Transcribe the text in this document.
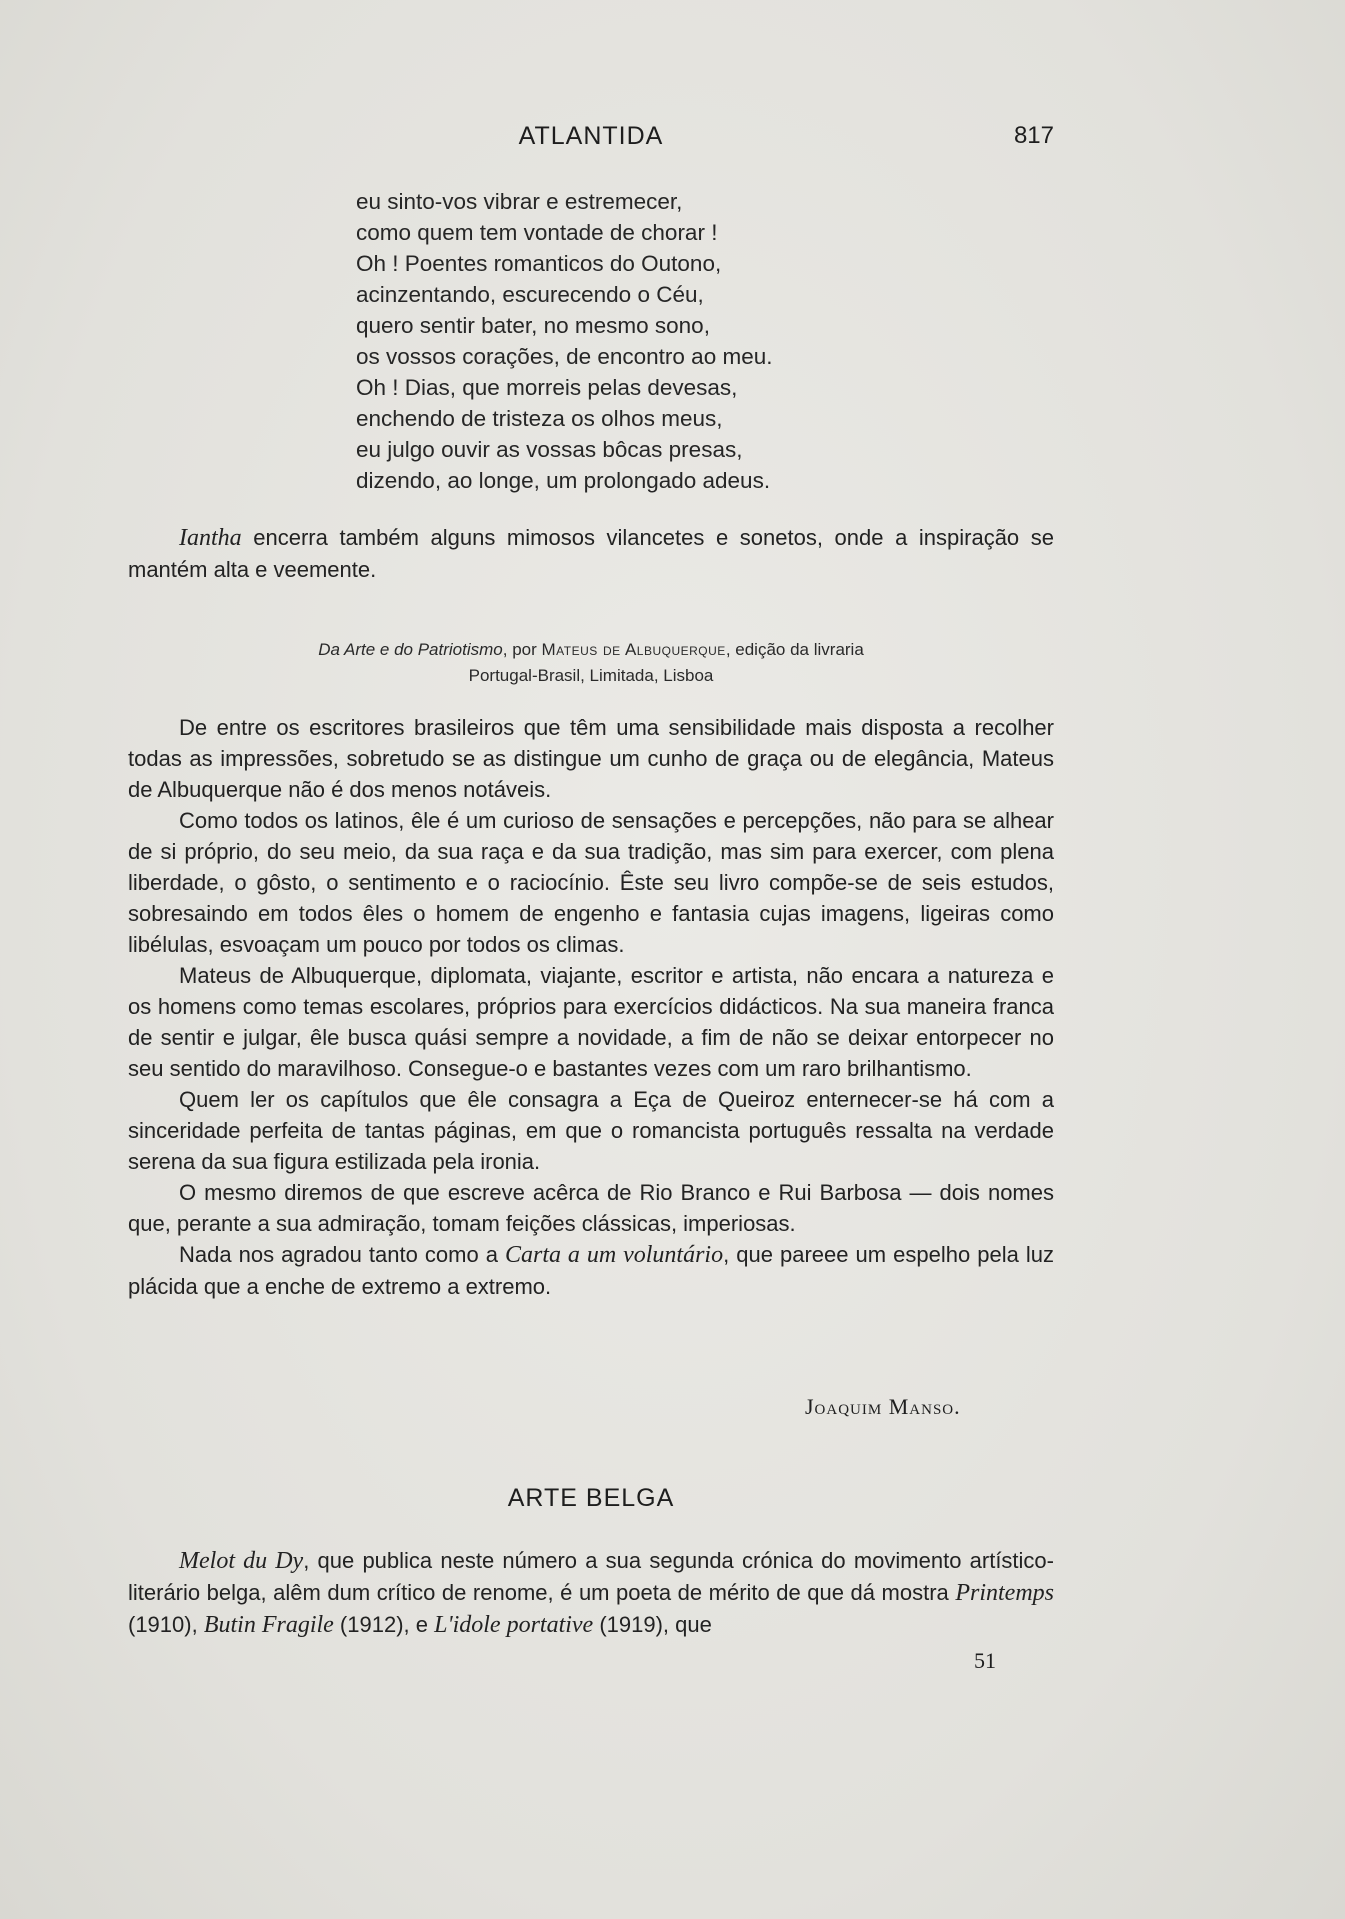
ATLANTIDA	817
eu sinto-vos vibrar e estremecer,
como quem tem vontade de chorar !
Oh ! Poentes romanticos do Outono,
acinzentando, escurecendo o Céu,
quero sentir bater, no mesmo sono,
os vossos corações, de encontro ao meu.
Oh ! Dias, que morreis pelas devesas,
enchendo de tristeza os olhos meus,
eu julgo ouvir as vossas bôcas presas,
dizendo, ao longe, um prolongado adeus.
Iantha encerra também alguns mimosos vilancetes e sonetos, onde a inspiração se mantém alta e veemente.
Da Arte e do Patriotismo, por Mateus de Albuquerque, edição da livraria
Portugal-Brasil, Limitada, Lisboa

De entre os escritores brasileiros que têm uma sensibilidade mais disposta a recolher todas as impressões, sobretudo se as distingue um cunho de graça ou de elegância, Mateus de Albuquerque não é dos menos notáveis.

Como todos os latinos, êle é um curioso de sensações e percepções, não para se alhear de si próprio, do seu meio, da sua raça e da sua tradição, mas sim para exercer, com plena liberdade, o gôsto, o sentimento e o raciocínio. Êste seu livro compõe-se de seis estudos, sobresaindo em todos êles o homem de engenho e fantasia cujas imagens, ligeiras como libélulas, esvoaçam um pouco por todos os climas.

Mateus de Albuquerque, diplomata, viajante, escritor e artista, não encara a natureza e os homens como temas escolares, próprios para exercícios didácticos. Na sua maneira franca de sentir e julgar, êle busca quási sempre a novidade, a fim de não se deixar entorpecer no seu sentido do maravilhoso. Consegue-o e bastantes vezes com um raro brilhantismo.

Quem ler os capítulos que êle consagra a Eça de Queiroz enternecer-se há com a sinceridade perfeita de tantas páginas, em que o romancista português ressalta na verdade serena da sua figura estilizada pela ironia.

O mesmo diremos de que escreve acêrca de Rio Branco e Rui Barbosa — dois nomes que, perante a sua admiração, tomam feições clássicas, imperiosas.

Nada nos agradou tanto como a Carta a um voluntário, que pareee um espelho pela luz plácida que a enche de extremo a extremo.

Joaquim Manso.
ARTE BELGA
Melot du Dy, que publica neste número a sua segunda crónica do movimento artístico-literário belga, alêm dum crítico de renome, é um poeta de mérito de que dá mostra Printemps (1910), Butin Fragile (1912), e L'idole portative (1919), que
51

◇ ◇ ◇ ◇ ◇

Direction:
Count the lines in the material above where the string "sentir" appears, then state only that count.

Reply:
2